Set down each record exactly as written.

* BEGIN Dataset records *

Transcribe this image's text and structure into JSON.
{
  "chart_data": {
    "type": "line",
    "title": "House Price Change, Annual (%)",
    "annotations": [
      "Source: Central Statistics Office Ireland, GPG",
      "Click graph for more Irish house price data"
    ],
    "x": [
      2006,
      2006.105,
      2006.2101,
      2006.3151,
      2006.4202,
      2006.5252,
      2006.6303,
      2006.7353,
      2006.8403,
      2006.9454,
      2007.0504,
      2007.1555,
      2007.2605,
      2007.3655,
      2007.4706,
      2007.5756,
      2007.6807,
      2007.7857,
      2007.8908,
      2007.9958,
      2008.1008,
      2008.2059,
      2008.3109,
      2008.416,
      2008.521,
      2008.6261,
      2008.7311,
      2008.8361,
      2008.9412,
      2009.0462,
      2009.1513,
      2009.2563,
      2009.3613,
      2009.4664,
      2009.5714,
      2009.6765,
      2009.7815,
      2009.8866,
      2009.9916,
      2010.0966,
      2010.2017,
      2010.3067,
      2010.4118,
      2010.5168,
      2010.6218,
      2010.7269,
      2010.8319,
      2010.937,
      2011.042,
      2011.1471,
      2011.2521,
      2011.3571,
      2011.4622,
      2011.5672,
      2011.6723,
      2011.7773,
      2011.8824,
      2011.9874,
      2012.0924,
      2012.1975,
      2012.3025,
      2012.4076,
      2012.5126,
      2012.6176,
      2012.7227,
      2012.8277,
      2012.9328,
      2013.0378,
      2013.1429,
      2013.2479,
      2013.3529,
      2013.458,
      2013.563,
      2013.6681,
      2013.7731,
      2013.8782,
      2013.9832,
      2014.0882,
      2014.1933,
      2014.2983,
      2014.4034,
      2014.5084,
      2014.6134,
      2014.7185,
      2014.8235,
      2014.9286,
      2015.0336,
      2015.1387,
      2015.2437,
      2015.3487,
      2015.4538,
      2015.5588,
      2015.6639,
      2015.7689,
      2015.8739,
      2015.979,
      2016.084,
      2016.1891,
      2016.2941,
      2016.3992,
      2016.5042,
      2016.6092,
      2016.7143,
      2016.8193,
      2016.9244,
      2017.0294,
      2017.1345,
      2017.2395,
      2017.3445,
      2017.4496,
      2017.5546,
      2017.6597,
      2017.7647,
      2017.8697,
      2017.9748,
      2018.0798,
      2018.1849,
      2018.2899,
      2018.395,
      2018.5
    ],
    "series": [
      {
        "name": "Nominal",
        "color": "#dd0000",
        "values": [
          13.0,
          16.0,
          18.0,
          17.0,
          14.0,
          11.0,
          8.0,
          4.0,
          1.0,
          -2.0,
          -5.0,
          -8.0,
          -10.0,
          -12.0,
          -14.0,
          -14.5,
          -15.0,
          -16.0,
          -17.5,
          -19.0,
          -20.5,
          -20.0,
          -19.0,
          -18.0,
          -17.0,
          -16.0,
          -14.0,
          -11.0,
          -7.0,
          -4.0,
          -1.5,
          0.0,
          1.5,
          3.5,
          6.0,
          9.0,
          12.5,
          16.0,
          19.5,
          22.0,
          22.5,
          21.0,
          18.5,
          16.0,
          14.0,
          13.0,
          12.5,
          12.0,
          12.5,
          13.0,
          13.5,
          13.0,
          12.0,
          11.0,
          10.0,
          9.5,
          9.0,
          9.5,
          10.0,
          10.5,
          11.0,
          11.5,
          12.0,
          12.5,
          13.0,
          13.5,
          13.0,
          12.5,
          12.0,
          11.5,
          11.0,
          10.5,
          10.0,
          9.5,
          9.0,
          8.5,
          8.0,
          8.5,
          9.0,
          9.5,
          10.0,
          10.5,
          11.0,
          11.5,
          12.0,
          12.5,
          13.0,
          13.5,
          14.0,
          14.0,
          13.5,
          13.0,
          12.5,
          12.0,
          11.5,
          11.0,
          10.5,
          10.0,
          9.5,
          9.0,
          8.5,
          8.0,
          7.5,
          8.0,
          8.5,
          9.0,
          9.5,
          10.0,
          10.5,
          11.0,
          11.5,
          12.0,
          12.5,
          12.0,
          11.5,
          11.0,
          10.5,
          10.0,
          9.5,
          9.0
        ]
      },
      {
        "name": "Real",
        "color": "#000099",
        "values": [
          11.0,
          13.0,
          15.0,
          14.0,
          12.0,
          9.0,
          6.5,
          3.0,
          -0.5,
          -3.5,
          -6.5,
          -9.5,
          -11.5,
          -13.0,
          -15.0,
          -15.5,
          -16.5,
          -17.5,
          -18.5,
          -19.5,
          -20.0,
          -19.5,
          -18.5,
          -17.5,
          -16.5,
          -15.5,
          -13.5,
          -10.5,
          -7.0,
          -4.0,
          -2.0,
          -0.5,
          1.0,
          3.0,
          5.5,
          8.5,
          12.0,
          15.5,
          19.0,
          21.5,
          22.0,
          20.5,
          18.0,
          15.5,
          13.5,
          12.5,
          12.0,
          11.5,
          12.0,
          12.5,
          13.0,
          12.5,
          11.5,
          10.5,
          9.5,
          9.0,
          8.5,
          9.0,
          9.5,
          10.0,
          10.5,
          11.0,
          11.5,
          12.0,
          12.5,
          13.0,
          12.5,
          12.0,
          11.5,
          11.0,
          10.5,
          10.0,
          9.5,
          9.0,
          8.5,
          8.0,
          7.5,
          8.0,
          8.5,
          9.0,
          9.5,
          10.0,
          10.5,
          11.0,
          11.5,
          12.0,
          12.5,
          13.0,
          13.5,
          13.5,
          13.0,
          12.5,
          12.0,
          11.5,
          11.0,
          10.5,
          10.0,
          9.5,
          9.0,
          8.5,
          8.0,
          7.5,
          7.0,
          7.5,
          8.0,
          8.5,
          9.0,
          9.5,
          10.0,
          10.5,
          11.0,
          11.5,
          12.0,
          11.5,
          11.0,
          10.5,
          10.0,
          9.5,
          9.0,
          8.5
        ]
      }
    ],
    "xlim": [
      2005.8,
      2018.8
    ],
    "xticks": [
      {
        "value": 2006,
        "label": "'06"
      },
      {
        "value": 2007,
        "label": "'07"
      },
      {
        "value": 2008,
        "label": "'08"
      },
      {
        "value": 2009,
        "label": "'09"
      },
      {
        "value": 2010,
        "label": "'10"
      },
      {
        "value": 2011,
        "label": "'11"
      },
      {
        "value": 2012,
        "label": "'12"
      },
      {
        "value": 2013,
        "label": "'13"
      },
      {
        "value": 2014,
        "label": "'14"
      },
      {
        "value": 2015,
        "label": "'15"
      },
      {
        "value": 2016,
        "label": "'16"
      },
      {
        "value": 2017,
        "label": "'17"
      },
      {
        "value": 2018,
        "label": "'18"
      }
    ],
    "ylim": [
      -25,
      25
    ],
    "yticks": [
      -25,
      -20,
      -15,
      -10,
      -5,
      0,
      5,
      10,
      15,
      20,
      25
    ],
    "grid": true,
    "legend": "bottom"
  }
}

* END Dataset records *

• [Complete response]
Transcribe this image's text and structure into JSON.
{
  "chart_data": {
    "type": "line",
    "title": "House Price Change, Annual (%)",
    "annotations": [
      "Source: Central Statistics Office Ireland, GPG",
      "Click graph for more Irish house price data"
    ],
    "x": [
      2006,
      2006.105,
      2006.2101,
      2006.3151,
      2006.4202,
      2006.5252,
      2006.6303,
      2006.7353,
      2006.8403,
      2006.9454,
      2007.0504,
      2007.1555,
      2007.2605,
      2007.3655,
      2007.4706,
      2007.5756,
      2007.6807,
      2007.7857,
      2007.8908,
      2007.9958,
      2008.1008,
      2008.2059,
      2008.3109,
      2008.416,
      2008.521,
      2008.6261,
      2008.7311,
      2008.8361,
      2008.9412,
      2009.0462,
      2009.1513,
      2009.2563,
      2009.3613,
      2009.4664,
      2009.5714,
      2009.6765,
      2009.7815,
      2009.8866,
      2009.9916,
      2010.0966,
      2010.2017,
      2010.3067,
      2010.4118,
      2010.5168,
      2010.6218,
      2010.7269,
      2010.8319,
      2010.937,
      2011.042,
      2011.1471,
      2011.2521,
      2011.3571,
      2011.4622,
      2011.5672,
      2011.6723,
      2011.7773,
      2011.8824,
      2011.9874,
      2012.0924,
      2012.1975,
      2012.3025,
      2012.4076,
      2012.5126,
      2012.6176,
      2012.7227,
      2012.8277,
      2012.9328,
      2013.0378,
      2013.1429,
      2013.2479,
      2013.3529,
      2013.458,
      2013.563,
      2013.6681,
      2013.7731,
      2013.8782,
      2013.9832,
      2014.0882,
      2014.1933,
      2014.2983,
      2014.4034,
      2014.5084,
      2014.6134,
      2014.7185,
      2014.8235,
      2014.9286,
      2015.0336,
      2015.1387,
      2015.2437,
      2015.3487,
      2015.4538,
      2015.5588,
      2015.6639,
      2015.7689,
      2015.8739,
      2015.979,
      2016.084,
      2016.1891,
      2016.2941,
      2016.3992,
      2016.5042,
      2016.6092,
      2016.7143,
      2016.8193,
      2016.9244,
      2017.0294,
      2017.1345,
      2017.2395,
      2017.3445,
      2017.4496,
      2017.5546,
      2017.6597,
      2017.7647,
      2017.8697,
      2017.9748,
      2018.0798,
      2018.1849,
      2018.2899,
      2018.395,
      2018.5
    ],
    "series": [
      {
        "name": "Nominal",
        "color": "#dd0000",
        "values": [
          13.0,
          16.0,
          18.0,
          17.0,
          14.0,
          11.0,
          8.0,
          4.0,
          1.0,
          -2.0,
          -5.0,
          -8.0,
          -10.0,
          -12.0,
          -14.0,
          -14.5,
          -15.0,
          -16.0,
          -17.5,
          -19.0,
          -20.5,
          -20.0,
          -19.0,
          -18.0,
          -17.0,
          -16.0,
          -14.0,
          -11.0,
          -7.0,
          -4.0,
          -1.5,
          0.0,
          1.5,
          3.5,
          6.0,
          9.0,
          12.5,
          16.0,
          19.5,
          22.0,
          22.5,
          21.0,
          18.5,
          16.0,
          14.0,
          13.0,
          12.5,
          12.0,
          12.5,
          13.0,
          13.5,
          13.0,
          12.0,
          11.0,
          10.0,
          9.5,
          9.0,
          9.5,
          10.0,
          10.5,
          11.0,
          11.5,
          12.0,
          12.5,
          13.0,
          13.5,
          13.0,
          12.5,
          12.0,
          11.5,
          11.0,
          10.5,
          10.0,
          9.5,
          9.0,
          8.5,
          8.0,
          8.5,
          9.0,
          9.5,
          10.0,
          10.5,
          11.0,
          11.5,
          12.0,
          12.5,
          13.0,
          13.5,
          14.0,
          14.0,
          13.5,
          13.0,
          12.5,
          12.0,
          11.5,
          11.0,
          10.5,
          10.0,
          9.5,
          9.0,
          8.5,
          8.0,
          7.5,
          8.0,
          8.5,
          9.0,
          9.5,
          10.0,
          10.5,
          11.0,
          11.5,
          12.0,
          12.5,
          12.0,
          11.5,
          11.0,
          10.5,
          10.0,
          9.5,
          9.0
        ]
      },
      {
        "name": "Real",
        "color": "#000099",
        "values": [
          11.0,
          13.0,
          15.0,
          14.0,
          12.0,
          9.0,
          6.5,
          3.0,
          -0.5,
          -3.5,
          -6.5,
          -9.5,
          -11.5,
          -13.0,
          -15.0,
          -15.5,
          -16.5,
          -17.5,
          -18.5,
          -19.5,
          -20.0,
          -19.5,
          -18.5,
          -17.5,
          -16.5,
          -15.5,
          -13.5,
          -10.5,
          -7.0,
          -4.0,
          -2.0,
          -0.5,
          1.0,
          3.0,
          5.5,
          8.5,
          12.0,
          15.5,
          19.0,
          21.5,
          22.0,
          20.5,
          18.0,
          15.5,
          13.5,
          12.5,
          12.0,
          11.5,
          12.0,
          12.5,
          13.0,
          12.5,
          11.5,
          10.5,
          9.5,
          9.0,
          8.5,
          9.0,
          9.5,
          10.0,
          10.5,
          11.0,
          11.5,
          12.0,
          12.5,
          13.0,
          12.5,
          12.0,
          11.5,
          11.0,
          10.5,
          10.0,
          9.5,
          9.0,
          8.5,
          8.0,
          7.5,
          8.0,
          8.5,
          9.0,
          9.5,
          10.0,
          10.5,
          11.0,
          11.5,
          12.0,
          12.5,
          13.0,
          13.5,
          13.5,
          13.0,
          12.5,
          12.0,
          11.5,
          11.0,
          10.5,
          10.0,
          9.5,
          9.0,
          8.5,
          8.0,
          7.5,
          7.0,
          7.5,
          8.0,
          8.5,
          9.0,
          9.5,
          10.0,
          10.5,
          11.0,
          11.5,
          12.0,
          11.5,
          11.0,
          10.5,
          10.0,
          9.5,
          9.0,
          8.5
        ]
      }
    ],
    "xlim": [
      2005.8,
      2018.8
    ],
    "xticks": [
      {
        "value": 2006,
        "label": "'06"
      },
      {
        "value": 2007,
        "label": "'07"
      },
      {
        "value": 2008,
        "label": "'08"
      },
      {
        "value": 2009,
        "label": "'09"
      },
      {
        "value": 2010,
        "label": "'10"
      },
      {
        "value": 2011,
        "label": "'11"
      },
      {
        "value": 2012,
        "label": "'12"
      },
      {
        "value": 2013,
        "label": "'13"
      },
      {
        "value": 2014,
        "label": "'14"
      },
      {
        "value": 2015,
        "label": "'15"
      },
      {
        "value": 2016,
        "label": "'16"
      },
      {
        "value": 2017,
        "label": "'17"
      },
      {
        "value": 2018,
        "label": "'18"
      }
    ],
    "ylim": [
      -25,
      25
    ],
    "yticks": [
      -25,
      -20,
      -15,
      -10,
      -5,
      0,
      5,
      10,
      15,
      20,
      25
    ],
    "grid": true,
    "legend": "bottom"
  }
}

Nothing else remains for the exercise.